PASSAGE FOR REVIEW
☆ ☆ ☆

Phoenix police recently released a secretly recorded conversation between Fred Knadler, owner of Arizona Shower Door Inc., and one of Knadler's employees. In the recording, Knadler reportedly offers the employee a large sum of money to dispose of the body of Knadler's wife, Libby, ABC News reports.
The employee-made recording arguably helped save Kandler's wife, Libby, from a gruesome fate. But the recording begs one question: under Arizona law, is it legal to secretly record a conversation?
At the time of the recording in January, Knadler was going through a contentious divorce and claimed that he wanted his wife dead because she demanded millions of dollars in the divorce settlement. Knadler turned to an employee, offering him money to bury his wife's body in a hole in a remote area. The employee secretly recorded the conversation.
"I'll give you a bundle to put in that hole," Knadler is heard saying to the employee. "I'm not telling you what's going to be in the bundle. It'll be wrapped in a blanket or sheet or something."
Soon after, the employee reported the incident to the police and handed in the recorded conversation. While the recording was obviously invaluable in this case, is it legal in Arizona to record a conversation without the other person's knowledge?
Under a federal statute, it is legal to record a conversation as long as at least one member of the conversation is aware that it's being recorded. This federal law is the blueprint for many state laws, including Arizona's recording law. Therefore, the employee's recording of his conversation with Knadler is completely legal because the employee was aware of it being recorded.

☆ ☆ ☆

INFORMATION SUPPLIED
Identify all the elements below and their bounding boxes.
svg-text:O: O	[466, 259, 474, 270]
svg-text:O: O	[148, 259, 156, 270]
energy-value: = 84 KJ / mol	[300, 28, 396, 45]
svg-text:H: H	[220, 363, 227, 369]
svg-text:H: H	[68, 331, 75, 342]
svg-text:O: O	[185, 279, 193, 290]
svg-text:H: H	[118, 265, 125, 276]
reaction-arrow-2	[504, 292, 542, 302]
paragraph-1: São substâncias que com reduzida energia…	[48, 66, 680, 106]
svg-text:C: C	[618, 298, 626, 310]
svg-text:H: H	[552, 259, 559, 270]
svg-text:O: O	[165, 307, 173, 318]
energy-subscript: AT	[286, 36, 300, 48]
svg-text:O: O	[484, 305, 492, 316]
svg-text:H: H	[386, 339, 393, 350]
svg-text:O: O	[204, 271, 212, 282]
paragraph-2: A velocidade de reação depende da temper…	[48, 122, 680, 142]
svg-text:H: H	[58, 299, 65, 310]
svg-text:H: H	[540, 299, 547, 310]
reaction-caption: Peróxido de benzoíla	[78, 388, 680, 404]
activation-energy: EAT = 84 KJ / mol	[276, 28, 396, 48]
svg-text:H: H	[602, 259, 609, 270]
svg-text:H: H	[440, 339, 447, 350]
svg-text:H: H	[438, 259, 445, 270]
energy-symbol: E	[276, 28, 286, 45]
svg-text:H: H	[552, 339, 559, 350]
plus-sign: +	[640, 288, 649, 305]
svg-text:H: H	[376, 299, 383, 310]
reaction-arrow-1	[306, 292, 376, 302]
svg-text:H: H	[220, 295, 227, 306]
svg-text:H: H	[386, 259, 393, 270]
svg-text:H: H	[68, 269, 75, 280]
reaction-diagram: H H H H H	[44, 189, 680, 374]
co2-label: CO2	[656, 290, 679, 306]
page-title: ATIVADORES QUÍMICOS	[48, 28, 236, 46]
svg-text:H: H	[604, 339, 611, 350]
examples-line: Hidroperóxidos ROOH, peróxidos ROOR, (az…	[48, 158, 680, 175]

☆ ☆ ☆

WORK TASK A
Translate this sentence from the article on the Knadler recording into Spanish: "Under a federal statute, it is legal to record a conversation as long as at least one member of the conversation is aware that it's being recorded."
WORK TASK B
Answer these questions using the article on the Knadler recording:
(i) What business does Fred Knadler own?
(ii) In what month was the conversation recorded?
(iii) According to Knadler, what would the bundle be wrapped in?
WORK TASK C
Carry on the article on the Knadler recording from its last sentence.

EXERCISE RESPONSE A
Según una ley federal, es legal grabar una conversación siempre que al menos uno de los integrantes de la conversación sepa que se está grabando.

EXERCISE RESPONSE B
(i) Arizona Shower Door Inc.
(ii) January
(iii) A blanket or sheet or something

EXERCISE RESPONSE C
The majority of states share this one-person requirement. However, 12 states, including California and Florida, require that both parties to the conversation have knowledge that it's being recorded.
In all cases, it's illegal to record a conversation in which no participants are aware that they are being recorded.
While it's a bit disconcerting to think about having a conversation recorded without your knowledge, it's comforting to know that secret recordings can be an effective tool in preventing crimes, like those of which Fred Knadler is accused.
- Find a Phoenix Criminal Law Attorney (FindLaw)
- Phoenix Man Accused of Conspiring to Kill Wife (ABC News)
- Arizona Shower Door Owner Tried to Kill Divorcing Wife? (FindLaw's Phoenix Family Law Blog)
- Jon Gosselin Tape Leaked: When May You Record Conversations? (FindLaw's Celebrity Justice Blog)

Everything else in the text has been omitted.